▶ [What is expected]:
Determine how many lines hold "كريمتها" and give only that number.

----------

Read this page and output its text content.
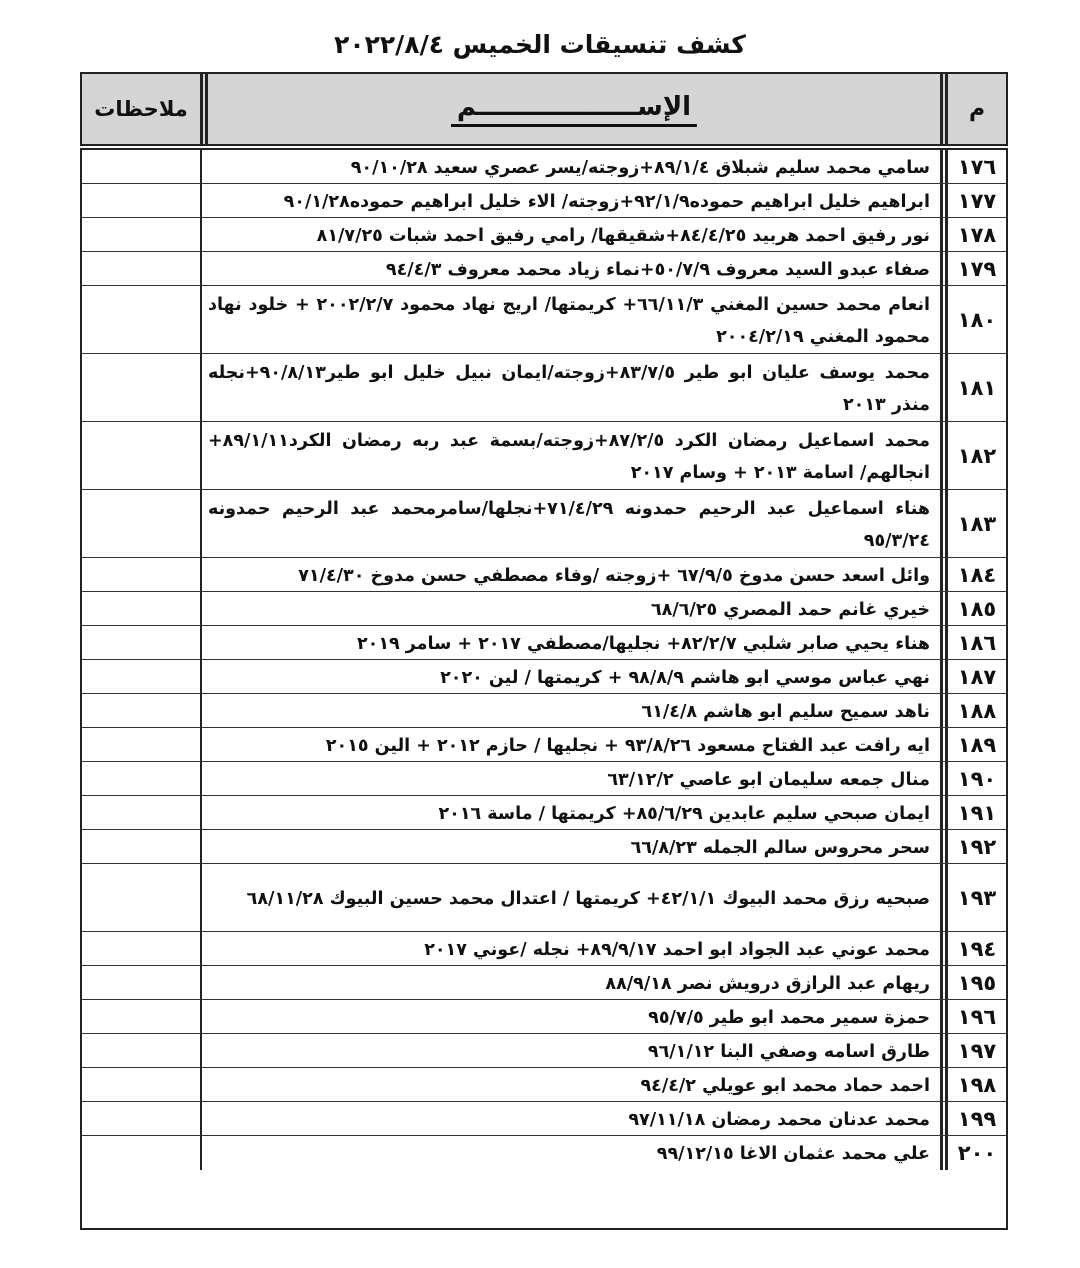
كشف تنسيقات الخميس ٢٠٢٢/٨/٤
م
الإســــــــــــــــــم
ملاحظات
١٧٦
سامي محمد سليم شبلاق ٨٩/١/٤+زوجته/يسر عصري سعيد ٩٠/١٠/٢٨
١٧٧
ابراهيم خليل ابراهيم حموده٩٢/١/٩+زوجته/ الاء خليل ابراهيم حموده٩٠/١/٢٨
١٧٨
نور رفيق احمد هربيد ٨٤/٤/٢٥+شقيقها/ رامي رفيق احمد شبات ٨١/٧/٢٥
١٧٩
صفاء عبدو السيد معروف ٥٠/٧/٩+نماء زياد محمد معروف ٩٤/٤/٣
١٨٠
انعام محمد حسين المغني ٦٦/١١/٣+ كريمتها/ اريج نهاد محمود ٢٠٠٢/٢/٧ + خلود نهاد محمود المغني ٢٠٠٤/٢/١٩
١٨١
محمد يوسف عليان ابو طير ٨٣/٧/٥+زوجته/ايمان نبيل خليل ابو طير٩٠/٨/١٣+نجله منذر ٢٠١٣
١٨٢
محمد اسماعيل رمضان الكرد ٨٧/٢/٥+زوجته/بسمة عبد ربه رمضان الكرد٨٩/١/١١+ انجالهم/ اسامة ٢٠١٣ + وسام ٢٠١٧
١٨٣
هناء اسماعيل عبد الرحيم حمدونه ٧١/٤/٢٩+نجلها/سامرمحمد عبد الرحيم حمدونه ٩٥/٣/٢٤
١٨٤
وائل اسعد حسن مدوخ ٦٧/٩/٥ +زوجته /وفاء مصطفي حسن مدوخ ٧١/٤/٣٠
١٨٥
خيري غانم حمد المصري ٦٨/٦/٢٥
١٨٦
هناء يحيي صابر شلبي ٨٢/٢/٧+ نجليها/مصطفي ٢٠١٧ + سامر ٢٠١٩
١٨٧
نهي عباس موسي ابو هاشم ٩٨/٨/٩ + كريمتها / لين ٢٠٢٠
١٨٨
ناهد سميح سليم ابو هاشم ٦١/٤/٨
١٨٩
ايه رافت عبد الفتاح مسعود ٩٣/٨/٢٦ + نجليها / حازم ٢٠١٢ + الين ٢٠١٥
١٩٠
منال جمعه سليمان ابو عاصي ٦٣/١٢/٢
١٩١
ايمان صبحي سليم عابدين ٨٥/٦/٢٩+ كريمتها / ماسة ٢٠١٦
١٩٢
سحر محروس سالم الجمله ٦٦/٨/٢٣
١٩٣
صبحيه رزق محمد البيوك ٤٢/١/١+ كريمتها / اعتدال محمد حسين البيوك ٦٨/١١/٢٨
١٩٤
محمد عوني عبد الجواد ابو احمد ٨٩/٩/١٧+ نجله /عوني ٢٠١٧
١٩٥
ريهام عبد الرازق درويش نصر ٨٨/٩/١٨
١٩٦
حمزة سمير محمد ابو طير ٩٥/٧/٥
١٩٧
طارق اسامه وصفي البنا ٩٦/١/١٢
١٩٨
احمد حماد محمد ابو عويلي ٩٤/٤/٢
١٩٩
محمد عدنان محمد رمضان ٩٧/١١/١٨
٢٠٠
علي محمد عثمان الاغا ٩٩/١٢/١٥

----------

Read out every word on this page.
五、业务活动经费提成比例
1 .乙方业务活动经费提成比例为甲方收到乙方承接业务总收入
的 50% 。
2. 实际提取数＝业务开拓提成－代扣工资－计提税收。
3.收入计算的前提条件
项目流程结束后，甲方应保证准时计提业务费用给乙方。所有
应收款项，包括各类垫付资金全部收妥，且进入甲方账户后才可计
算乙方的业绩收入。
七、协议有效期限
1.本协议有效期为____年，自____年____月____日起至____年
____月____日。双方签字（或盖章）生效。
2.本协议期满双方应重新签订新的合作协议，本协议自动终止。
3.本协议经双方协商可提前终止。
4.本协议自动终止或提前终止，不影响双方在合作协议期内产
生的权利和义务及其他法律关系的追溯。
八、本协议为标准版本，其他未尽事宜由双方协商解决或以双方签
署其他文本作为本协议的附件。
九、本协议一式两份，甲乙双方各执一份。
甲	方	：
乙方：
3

----------

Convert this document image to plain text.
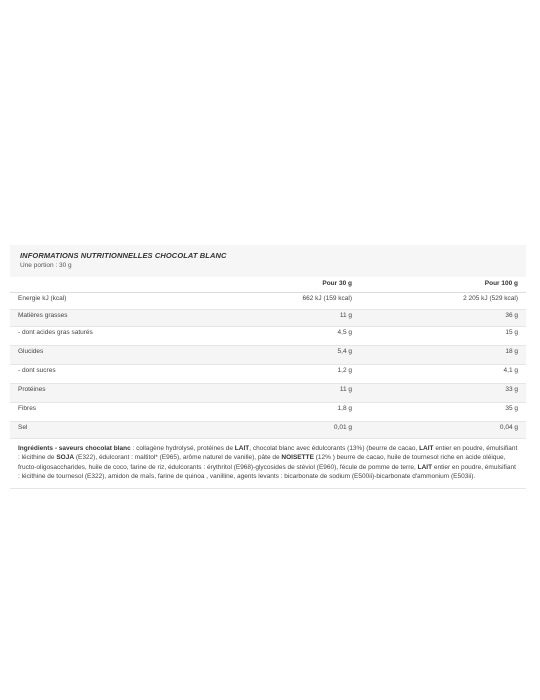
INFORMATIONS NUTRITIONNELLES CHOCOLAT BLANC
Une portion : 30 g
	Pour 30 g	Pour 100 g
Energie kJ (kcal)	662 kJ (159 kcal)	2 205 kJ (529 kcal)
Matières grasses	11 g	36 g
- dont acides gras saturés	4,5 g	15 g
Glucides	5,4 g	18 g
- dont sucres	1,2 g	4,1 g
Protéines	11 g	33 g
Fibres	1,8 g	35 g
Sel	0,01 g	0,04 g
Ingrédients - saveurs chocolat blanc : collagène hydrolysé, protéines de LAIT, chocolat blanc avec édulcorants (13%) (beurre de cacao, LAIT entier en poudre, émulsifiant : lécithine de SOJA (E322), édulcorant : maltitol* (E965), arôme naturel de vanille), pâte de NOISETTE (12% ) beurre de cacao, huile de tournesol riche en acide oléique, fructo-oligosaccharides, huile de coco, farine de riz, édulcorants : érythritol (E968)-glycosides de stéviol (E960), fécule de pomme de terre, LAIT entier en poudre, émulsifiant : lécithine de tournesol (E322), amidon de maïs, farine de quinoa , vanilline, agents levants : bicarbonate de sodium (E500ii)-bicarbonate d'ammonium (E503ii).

----------

▶ [Complete output]:
4